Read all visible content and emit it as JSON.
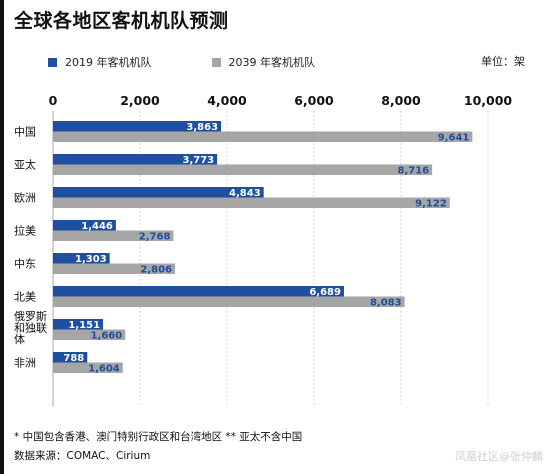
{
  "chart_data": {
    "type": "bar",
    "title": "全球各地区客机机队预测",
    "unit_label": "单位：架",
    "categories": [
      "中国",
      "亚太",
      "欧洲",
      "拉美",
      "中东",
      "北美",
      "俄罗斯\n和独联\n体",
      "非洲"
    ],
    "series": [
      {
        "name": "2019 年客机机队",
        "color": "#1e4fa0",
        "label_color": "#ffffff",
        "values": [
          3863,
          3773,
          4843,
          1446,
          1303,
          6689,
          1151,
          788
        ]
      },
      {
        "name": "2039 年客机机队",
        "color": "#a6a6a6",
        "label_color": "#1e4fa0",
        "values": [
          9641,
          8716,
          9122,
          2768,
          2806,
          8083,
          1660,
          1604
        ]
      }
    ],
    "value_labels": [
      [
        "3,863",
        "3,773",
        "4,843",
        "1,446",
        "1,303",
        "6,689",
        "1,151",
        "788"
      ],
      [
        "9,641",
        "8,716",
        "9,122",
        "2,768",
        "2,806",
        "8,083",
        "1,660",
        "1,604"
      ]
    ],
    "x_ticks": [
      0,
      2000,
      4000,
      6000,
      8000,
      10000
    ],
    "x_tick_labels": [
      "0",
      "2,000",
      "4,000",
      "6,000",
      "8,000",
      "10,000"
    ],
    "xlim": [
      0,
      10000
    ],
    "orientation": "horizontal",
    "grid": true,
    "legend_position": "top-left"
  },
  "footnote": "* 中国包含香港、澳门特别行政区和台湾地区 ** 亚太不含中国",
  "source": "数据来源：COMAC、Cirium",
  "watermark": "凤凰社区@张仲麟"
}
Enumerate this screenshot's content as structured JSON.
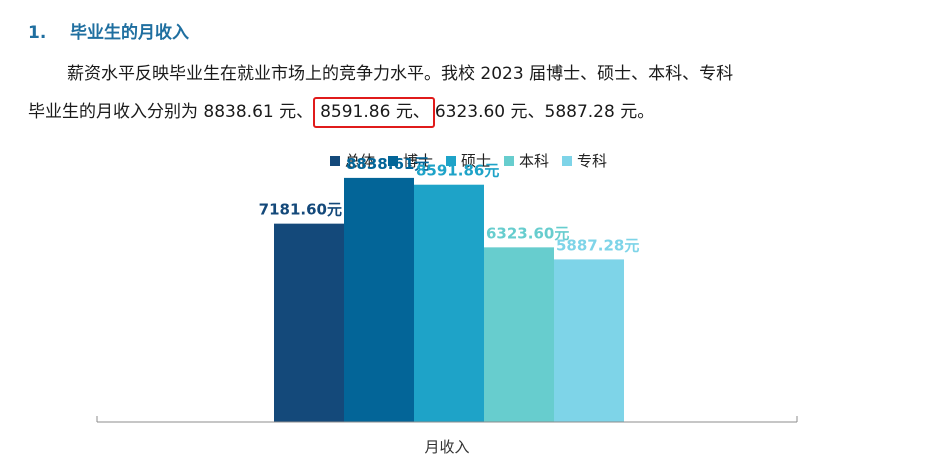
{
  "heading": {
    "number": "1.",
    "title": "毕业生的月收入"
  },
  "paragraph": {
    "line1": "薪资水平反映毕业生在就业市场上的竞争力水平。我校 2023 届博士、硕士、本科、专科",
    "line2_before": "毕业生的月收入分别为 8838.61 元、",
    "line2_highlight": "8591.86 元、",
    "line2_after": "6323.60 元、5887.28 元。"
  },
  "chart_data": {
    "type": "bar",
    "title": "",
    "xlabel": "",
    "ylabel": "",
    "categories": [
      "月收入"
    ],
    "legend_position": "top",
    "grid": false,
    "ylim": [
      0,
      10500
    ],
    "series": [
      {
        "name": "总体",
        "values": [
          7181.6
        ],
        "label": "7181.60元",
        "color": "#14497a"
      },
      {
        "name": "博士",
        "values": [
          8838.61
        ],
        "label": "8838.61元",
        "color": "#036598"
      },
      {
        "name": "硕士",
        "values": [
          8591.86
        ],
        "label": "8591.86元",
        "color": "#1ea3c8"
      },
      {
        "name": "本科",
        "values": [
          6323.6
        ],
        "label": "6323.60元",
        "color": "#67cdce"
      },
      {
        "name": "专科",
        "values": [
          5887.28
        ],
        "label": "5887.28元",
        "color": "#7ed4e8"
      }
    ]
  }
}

──────────

Repeat all the records above exactly, leaving out any pictures.

Read all visible content and emit it as JSON.
{
  "chart_data": {
    "type": "bar",
    "title": "全球各地区客机机队预测",
    "unit_label": "单位：架",
    "categories": [
      "中国",
      "亚太",
      "欧洲",
      "拉美",
      "中东",
      "北美",
      "俄罗斯\n和独联\n体",
      "非洲"
    ],
    "series": [
      {
        "name": "2019 年客机机队",
        "color": "#1e4fa0",
        "label_color": "#ffffff",
        "values": [
          3863,
          3773,
          4843,
          1446,
          1303,
          6689,
          1151,
          788
        ]
      },
      {
        "name": "2039 年客机机队",
        "color": "#a6a6a6",
        "label_color": "#1e4fa0",
        "values": [
          9641,
          8716,
          9122,
          2768,
          2806,
          8083,
          1660,
          1604
        ]
      }
    ],
    "value_labels": [
      [
        "3,863",
        "3,773",
        "4,843",
        "1,446",
        "1,303",
        "6,689",
        "1,151",
        "788"
      ],
      [
        "9,641",
        "8,716",
        "9,122",
        "2,768",
        "2,806",
        "8,083",
        "1,660",
        "1,604"
      ]
    ],
    "x_ticks": [
      0,
      2000,
      4000,
      6000,
      8000,
      10000
    ],
    "x_tick_labels": [
      "0",
      "2,000",
      "4,000",
      "6,000",
      "8,000",
      "10,000"
    ],
    "xlim": [
      0,
      10000
    ],
    "orientation": "horizontal",
    "grid": true,
    "legend_position": "top-left"
  },
  "footnote": "* 中国包含香港、澳门特别行政区和台湾地区 ** 亚太不含中国",
  "source": "数据来源：COMAC、Cirium",
  "watermark": "凤凰社区@张仲麟"
}
Enumerate this screenshot's content as structured JSON.
{
  "heading": {
    "number": "1.",
    "title": "毕业生的月收入"
  },
  "paragraph": {
    "line1": "薪资水平反映毕业生在就业市场上的竞争力水平。我校 2023 届博士、硕士、本科、专科",
    "line2_before": "毕业生的月收入分别为 8838.61 元、",
    "line2_highlight": "8591.86 元、",
    "line2_after": "6323.60 元、5887.28 元。"
  },
  "chart_data": {
    "type": "bar",
    "title": "",
    "xlabel": "",
    "ylabel": "",
    "categories": [
      "月收入"
    ],
    "legend_position": "top",
    "grid": false,
    "ylim": [
      0,
      10500
    ],
    "series": [
      {
        "name": "总体",
        "values": [
          7181.6
        ],
        "label": "7181.60元",
        "color": "#14497a"
      },
      {
        "name": "博士",
        "values": [
          8838.61
        ],
        "label": "8838.61元",
        "color": "#036598"
      },
      {
        "name": "硕士",
        "values": [
          8591.86
        ],
        "label": "8591.86元",
        "color": "#1ea3c8"
      },
      {
        "name": "本科",
        "values": [
          6323.6
        ],
        "label": "6323.60元",
        "color": "#67cdce"
      },
      {
        "name": "专科",
        "values": [
          5887.28
        ],
        "label": "5887.28元",
        "color": "#7ed4e8"
      }
    ]
  }
}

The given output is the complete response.